Monday, July 16, 2018

July 16, 2018--Bromance In Helsinki

Here's what to expect today in Helsinki at the Trump-Putin summit--

Putin publicly will throw Trump a crumb or two. 

Just enough to make it appear that the president's strategy of "befriending" the Russian dictator in a one-on-one relationship is paying off.

Trump has already delivered for the Russian leader (even before he became president) and so, from his friend Vladimir Putin's perspective, he deserves his little reward.

Trump has shrugged off Putin's crimes in Crimea and the Ukraine; he has destabilized and thus weakened both NATO and the European Union (to Trump the EU is a "foe"); he has undermined the political standing of British prime minister, Theresa May (she mishandled Brexit because she didn't take his "advice"); and done all he could to undercut Europe's dominant economy and leader, Angela Merkel, claiming Germany is a "captive" of Russia; and Trump has ignored Putin's meddling in our presidential election and thus tampered with our democracy.

You and I even know why Trump has functioned as Putin's lackey--

Putin has the goods on him. 

Remember that infamous BuzzFeed dossier, the one that reports on Trump's private business dealings in Russia (some of them likely illegal) as well as those incendiary claims that Trump in 2013, while in Russia for the Miss Universe Pageant, cavorted with prostitutes and intentionally sullied the same hotel suite used by Michelle and Barack Obama. My guess is that Putin has a KGB video tape of those golden showers.

____________________

■ **DO THIS**:
Revise the Helsinki summit post from "July 16, 2018--Bromance" up to and including "crumb or two.", replacing "crumb" with "bone".

■ **DATASET SECTION**:
____________________

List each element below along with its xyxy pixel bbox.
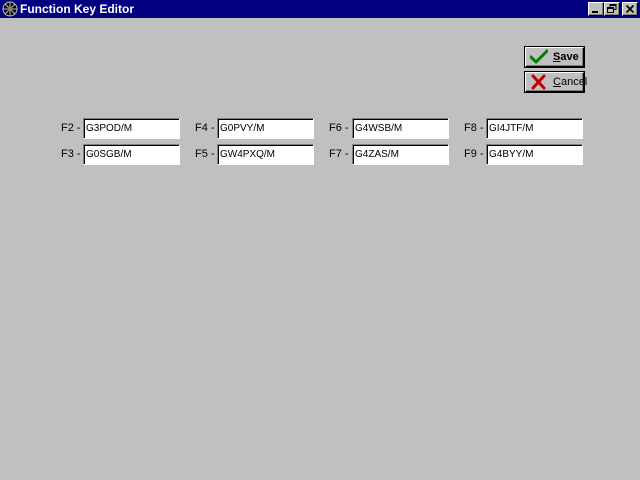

____________________

■ **ANSWER BELOW**:
July 16, 2018--Bromance In Helsinki

Here's what to expect today in Helsinki at the Trump-Putin summit--

Putin publicly will throw Trump a bone or two.